• Task brief
Looking at the data below, count the lines that contain the string "this". Write only the total.

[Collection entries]
————

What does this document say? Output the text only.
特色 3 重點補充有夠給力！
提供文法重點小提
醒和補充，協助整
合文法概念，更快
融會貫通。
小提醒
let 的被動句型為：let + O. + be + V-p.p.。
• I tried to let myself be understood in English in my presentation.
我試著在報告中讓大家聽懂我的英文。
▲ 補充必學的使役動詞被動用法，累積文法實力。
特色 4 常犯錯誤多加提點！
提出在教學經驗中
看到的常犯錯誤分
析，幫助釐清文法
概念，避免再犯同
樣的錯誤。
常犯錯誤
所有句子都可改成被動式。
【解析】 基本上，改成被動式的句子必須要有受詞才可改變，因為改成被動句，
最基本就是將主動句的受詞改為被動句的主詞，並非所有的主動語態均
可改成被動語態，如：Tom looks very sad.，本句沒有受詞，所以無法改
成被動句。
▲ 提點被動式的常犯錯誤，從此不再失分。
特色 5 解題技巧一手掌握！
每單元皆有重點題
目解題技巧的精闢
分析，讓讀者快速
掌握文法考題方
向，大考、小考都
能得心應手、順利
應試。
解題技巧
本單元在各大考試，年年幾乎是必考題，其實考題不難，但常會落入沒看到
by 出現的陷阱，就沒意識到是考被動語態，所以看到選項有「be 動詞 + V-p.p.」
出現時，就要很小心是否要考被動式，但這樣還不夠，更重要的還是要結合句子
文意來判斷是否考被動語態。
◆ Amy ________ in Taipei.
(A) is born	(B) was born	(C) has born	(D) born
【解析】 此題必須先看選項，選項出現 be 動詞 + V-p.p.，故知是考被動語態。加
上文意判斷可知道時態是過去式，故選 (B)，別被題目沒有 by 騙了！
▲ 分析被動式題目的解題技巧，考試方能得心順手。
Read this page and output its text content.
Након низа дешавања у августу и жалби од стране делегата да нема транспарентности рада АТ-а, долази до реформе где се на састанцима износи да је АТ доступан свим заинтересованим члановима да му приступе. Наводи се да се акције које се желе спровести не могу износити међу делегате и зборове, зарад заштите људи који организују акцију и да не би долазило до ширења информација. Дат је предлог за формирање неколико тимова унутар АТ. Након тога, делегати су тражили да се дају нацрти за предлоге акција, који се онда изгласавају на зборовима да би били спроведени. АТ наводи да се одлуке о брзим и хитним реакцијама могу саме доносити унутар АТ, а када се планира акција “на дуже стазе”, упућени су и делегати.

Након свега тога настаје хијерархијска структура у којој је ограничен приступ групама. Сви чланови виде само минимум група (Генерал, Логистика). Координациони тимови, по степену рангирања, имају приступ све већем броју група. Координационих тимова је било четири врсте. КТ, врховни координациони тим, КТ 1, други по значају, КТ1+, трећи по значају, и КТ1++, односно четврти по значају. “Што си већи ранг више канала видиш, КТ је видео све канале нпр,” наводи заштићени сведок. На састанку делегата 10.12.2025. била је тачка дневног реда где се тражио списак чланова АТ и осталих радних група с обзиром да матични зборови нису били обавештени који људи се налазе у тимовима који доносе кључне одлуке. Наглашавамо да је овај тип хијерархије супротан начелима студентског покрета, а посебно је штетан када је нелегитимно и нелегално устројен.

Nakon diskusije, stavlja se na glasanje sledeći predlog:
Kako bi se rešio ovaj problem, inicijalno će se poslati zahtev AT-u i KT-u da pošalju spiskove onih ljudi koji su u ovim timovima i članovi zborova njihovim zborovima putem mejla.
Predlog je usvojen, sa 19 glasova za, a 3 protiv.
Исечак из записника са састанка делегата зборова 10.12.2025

————

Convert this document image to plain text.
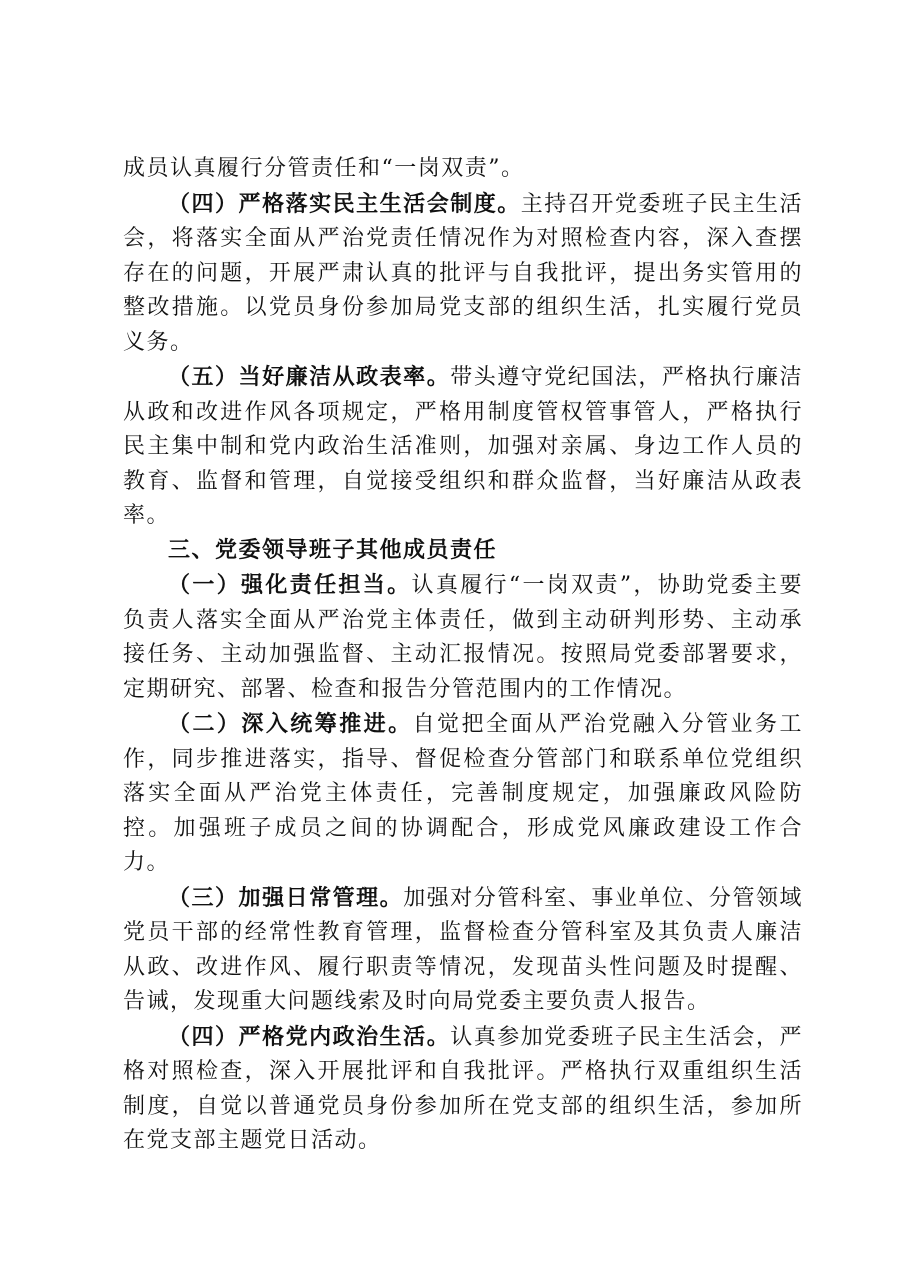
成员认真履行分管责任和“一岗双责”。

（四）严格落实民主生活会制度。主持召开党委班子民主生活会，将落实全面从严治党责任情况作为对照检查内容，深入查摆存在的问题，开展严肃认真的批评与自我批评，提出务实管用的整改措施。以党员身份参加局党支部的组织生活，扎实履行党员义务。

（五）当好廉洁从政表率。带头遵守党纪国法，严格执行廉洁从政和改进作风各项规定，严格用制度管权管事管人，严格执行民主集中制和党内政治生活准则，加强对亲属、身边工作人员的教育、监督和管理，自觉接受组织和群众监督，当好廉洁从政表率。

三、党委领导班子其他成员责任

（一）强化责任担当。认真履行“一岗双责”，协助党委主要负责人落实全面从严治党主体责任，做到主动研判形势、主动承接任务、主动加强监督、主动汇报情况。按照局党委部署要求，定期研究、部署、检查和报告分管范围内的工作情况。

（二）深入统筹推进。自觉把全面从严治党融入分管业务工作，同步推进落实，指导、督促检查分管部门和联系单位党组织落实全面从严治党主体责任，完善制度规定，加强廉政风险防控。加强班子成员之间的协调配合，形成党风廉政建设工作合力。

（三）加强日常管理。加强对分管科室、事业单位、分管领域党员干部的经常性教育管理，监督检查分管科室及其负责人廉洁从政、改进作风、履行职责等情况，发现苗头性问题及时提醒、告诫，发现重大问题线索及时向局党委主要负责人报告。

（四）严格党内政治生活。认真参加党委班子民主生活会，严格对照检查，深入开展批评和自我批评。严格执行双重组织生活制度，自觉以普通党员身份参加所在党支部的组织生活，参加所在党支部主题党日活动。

————

• Final result
3